» What is required
What is the number of lines holding the word "ADMINISTRACJA"? Write that number and nothing else.

+-------+

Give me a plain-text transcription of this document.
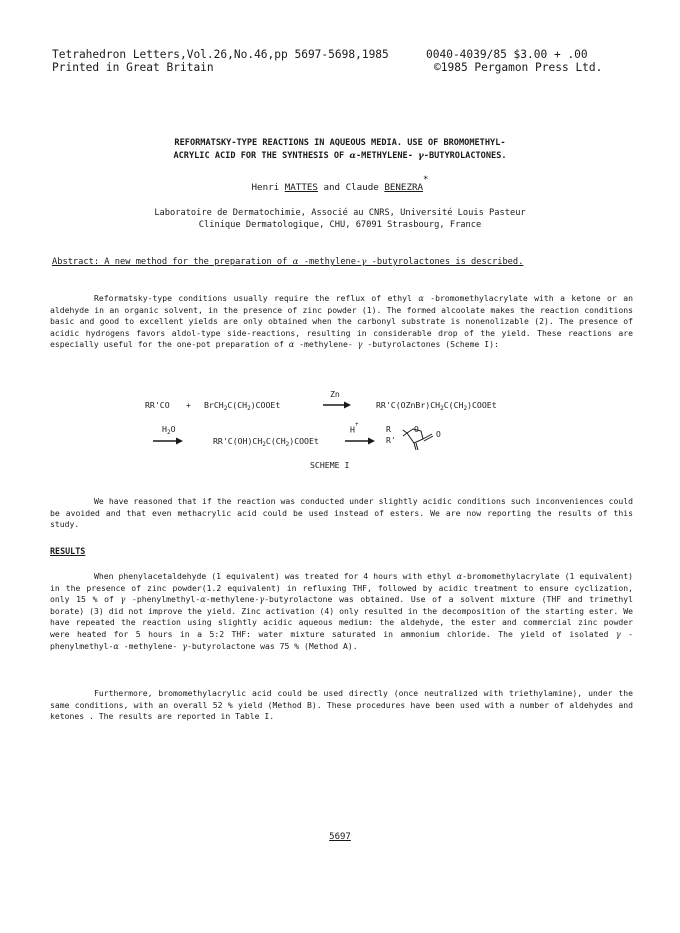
Tetrahedron Letters,Vol.26,No.46,pp 5697-5698,1985	0040-4039/85 $3.00 + .00
Printed in Great Britain	©1985 Pergamon Press Ltd.
REFORMATSKY-TYPE REACTIONS IN AQUEOUS MEDIA. USE OF BROMOMETHYL-
ACRYLIC ACID FOR THE SYNTHESIS OF α-METHYLENE- γ-BUTYROLACTONES.
Henri MATTES and Claude BENEZRA*
Laboratoire de Dermatochimie, Associé au CNRS, Université Louis Pasteur
Clinique Dermatologique, CHU, 67091 Strasbourg, France
Abstract: A new method for the preparation of α -methylene-γ -butyrolactones is described.
Reformatsky-type conditions usually require the reflux of ethyl α -bromomethylacrylate with a ketone or an aldehyde in an organic solvent, in the presence of zinc powder (1). The formed alcoolate makes the reaction conditions basic and good to excellent yields are only obtained when the carbonyl substrate is nonenolizable (2). The presence of acidic hydrogens favors aldol-type side-reactions, resulting in considerable drop of the yield. These reactions are especially useful for the one-pot preparation of α -methylene- γ -butyrolactones (Scheme I):
$RR'CO + BrCH_2C(CH_2)COOEt$
Zn
→	$RR'C(OZnBr)CH_2C(CH_2)COOEt$
$H_2O$
$RR'C(OH)CH_2C(CH_2)COOEt$
H+
R
R'
O
O
SCHEME I
We have reasoned that if the reaction was conducted under slightly acidic conditions such inconveniences could be avoided and that even methacrylic acid could be used instead of esters. We are now reporting the results of this study.
RESULTS
When phenylacetaldehyde (1 equivalent) was treated for 4 hours with ethyl α-bromomethylacrylate (1 equivalent) in the presence of zinc powder(1.2 equivalent) in refluxing THF, followed by acidic treatment to ensure cyclization, only 15 % of γ -phenylmethyl-α-methylene-γ-butyrolactone was obtained. Use of a solvent mixture (THF and trimethyl borate) (3) did not improve the yield. Zinc activation (4) only resulted in the decomposition of the starting ester. We have repeated the reaction using slightly acidic aqueous medium: the aldehyde, the ester and commercial zinc powder were heated for 5 hours in a 5:2 THF: water mixture saturated in ammonium chloride. The yield of isolated γ -phenylmethyl-α -methylene- γ-butyrolactone was 75 % (Method A).
Furthermore, bromomethylacrylic acid could be used directly (once neutralized with triethylamine), under the same conditions, with an overall 52 % yield (Method B). These procedures have been used with a number of aldehydes and ketones . The results are reported in Table I.
5697
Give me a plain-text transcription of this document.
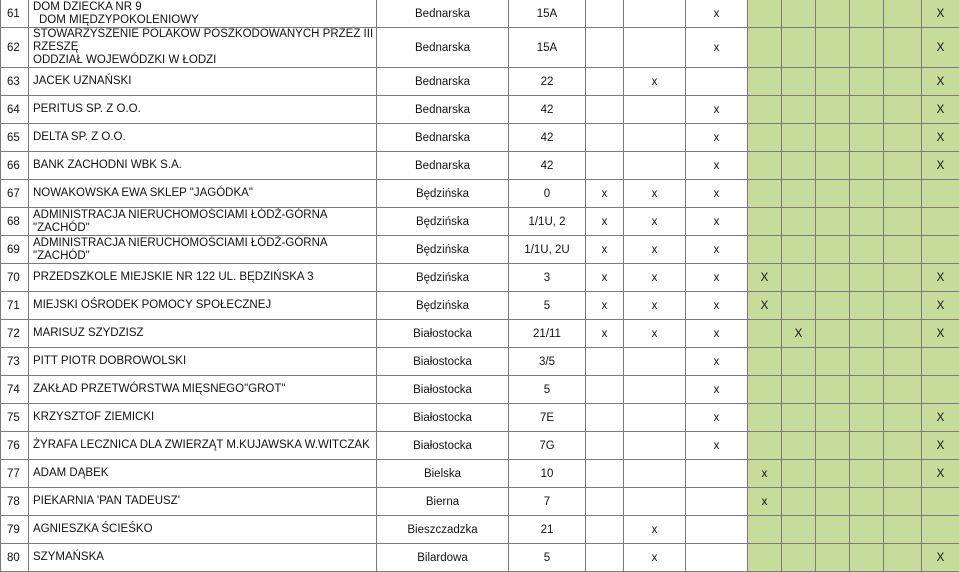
61	DOM DZIECKA NR 9
DOM MIĘDZYPOKOLENIOWY	Bednarska	15A			x						X
62	STOWARZYSZENIE POLAKÓW POSZKODOWANYCH PRZEZ III RZESZĘ
ODDZIAŁ WOJEWÓDZKI W ŁODZI	Bednarska	15A			x						X
63	JACEK UZNAŃSKI	Bednarska	22		x							X
64	PERITUS SP. Z O.O.	Bednarska	42			x						X
65	DELTA SP. Z O.O.	Bednarska	42			x						X
66	BANK ZACHODNI WBK S.A.	Bednarska	42			x						X
67	NOWAKOWSKA EWA SKLEP "JAGÓDKA"	Będzińska	0	x	x	x						
68	ADMINISTRACJA NIERUCHOMOŚCIAMI ŁÓDŹ-GÓRNA "ZACHÓD"	Będzińska	1/1U, 2	x	x	x						
69	ADMINISTRACJA NIERUCHOMOŚCIAMI ŁÓDŹ-GÓRNA "ZACHÓD"	Będzińska	1/1U, 2U	x	x	x						
70	PRZEDSZKOLE MIEJSKIE NR 122 UL. BĘDZIŃSKA 3	Będzińska	3	x	x	x	X					X
71	MIEJSKI OŚRODEK POMOCY SPOŁECZNEJ	Będzińska	5	x	x	x	X					X
72	MARISUZ SZYDZISZ	Białostocka	21/11	x	x	x		X				X
73	PITT PIOTR DOBROWOLSKI	Białostocka	3/5			x						
74	ZAKŁAD PRZETWÓRSTWA MIĘSNEGO"GROT"	Białostocka	5			x						
75	KRZYSZTOF ZIEMICKI	Białostocka	7E			x						X
76	ŻYRAFA LECZNICA DLA ZWIERZĄT M.KUJAWSKA W.WITCZAK	Białostocka	7G			x						X
77	ADAM DĄBEK	Bielska	10				x					X
78	PIEKARNIA 'PAN TADEUSZ'	Bierna	7				x					
79	AGNIESZKA ŚCIEŚKO	Bieszczadzka	21		x							
80	SZYMAŃSKA	Bilardowa	5		x							X
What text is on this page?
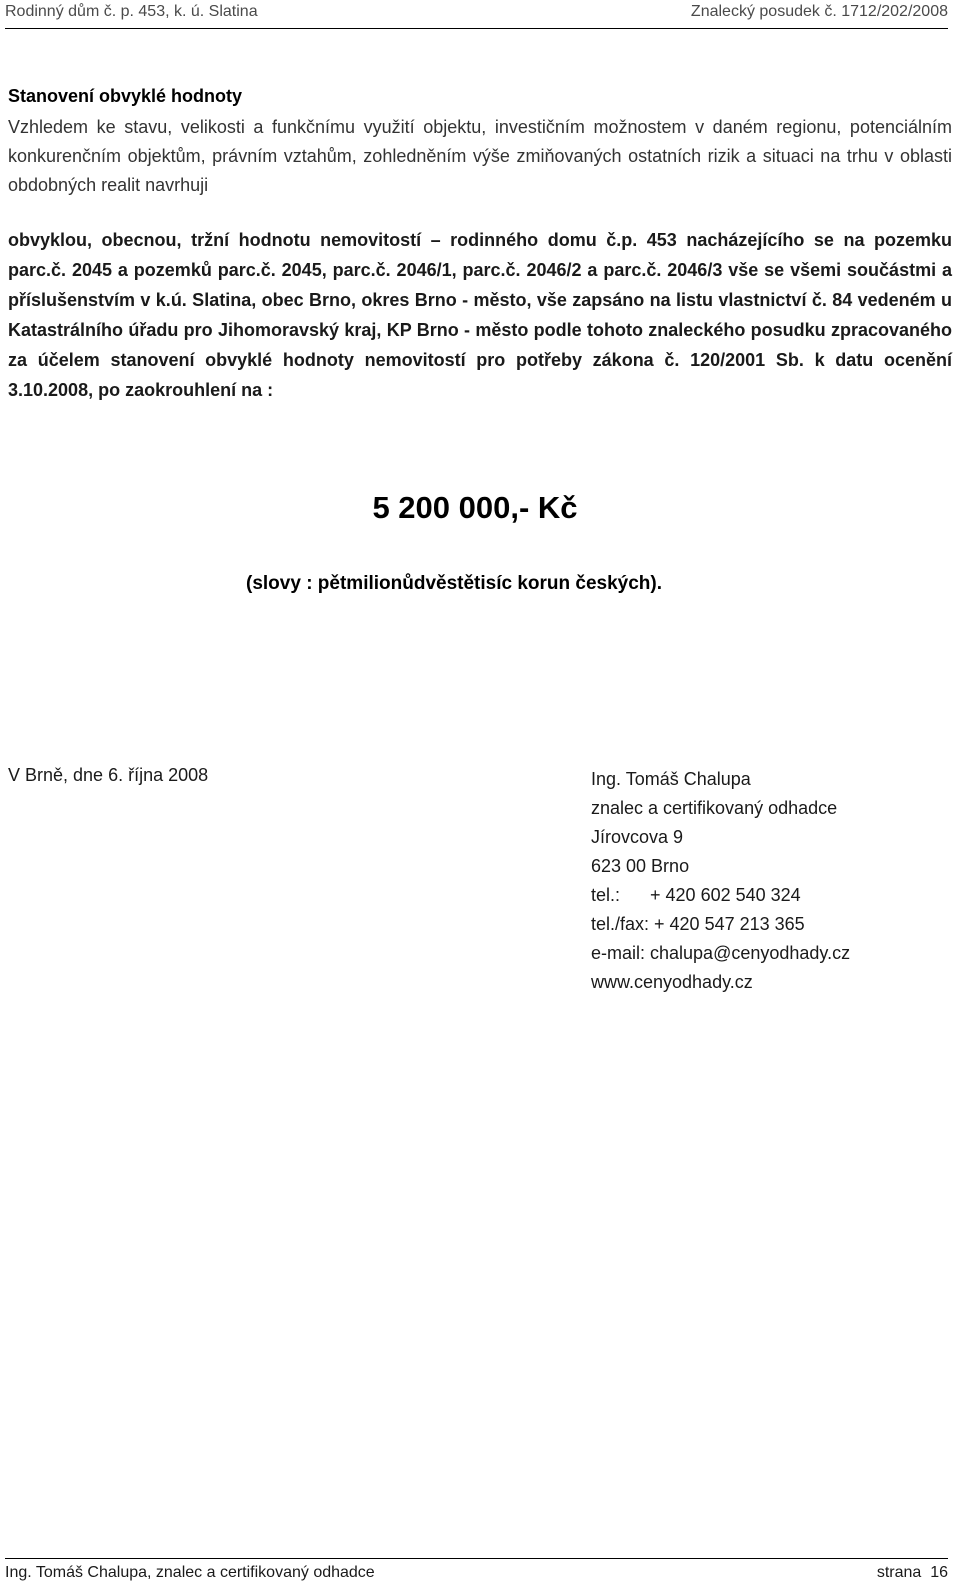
Rodinný dům č. p. 453, k. ú. Slatina	Znalecký posudek č. 1712/202/2008
Stanovení obvyklé hodnoty
Vzhledem ke stavu, velikosti a funkčnímu využití objektu, investičním možnostem v daném regionu, potenciálním konkurenčním objektům, právním vztahům, zohledněním výše zmiňovaných ostatních rizik a situaci na trhu v oblasti obdobných realit navrhuji
obvyklou, obecnou, tržní hodnotu nemovitostí – rodinného domu č.p. 453 nacházejícího se na pozemku parc.č. 2045 a pozemků parc.č. 2045, parc.č. 2046/1, parc.č. 2046/2 a parc.č. 2046/3 vše se všemi součástmi a příslušenstvím v k.ú. Slatina, obec Brno, okres Brno - město, vše zapsáno na listu vlastnictví č. 84 vedeném u Katastrálního úřadu pro Jihomoravský kraj, KP Brno - město podle tohoto znaleckého posudku zpracovaného za účelem stanovení obvyklé hodnoty nemovitostí pro potřeby zákona č. 120/2001 Sb. k datu ocenění 3.10.2008, po zaokrouhlení na :
5 200 000,- Kč
(slovy : pětmilionůdvěstětisíc korun českých).
V Brně, dne 6. října 2008	Ing. Tomáš Chalupa
znalec a certifikovaný odhadce
Jírovcova 9
623 00 Brno
tel.:      + 420 602 540 324
tel./fax: + 420 547 213 365
e-mail: chalupa@cenyodhady.cz
www.cenyodhady.cz
Ing. Tomáš Chalupa, znalec a certifikovaný odhadce	strana  16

+-------+

» Result
2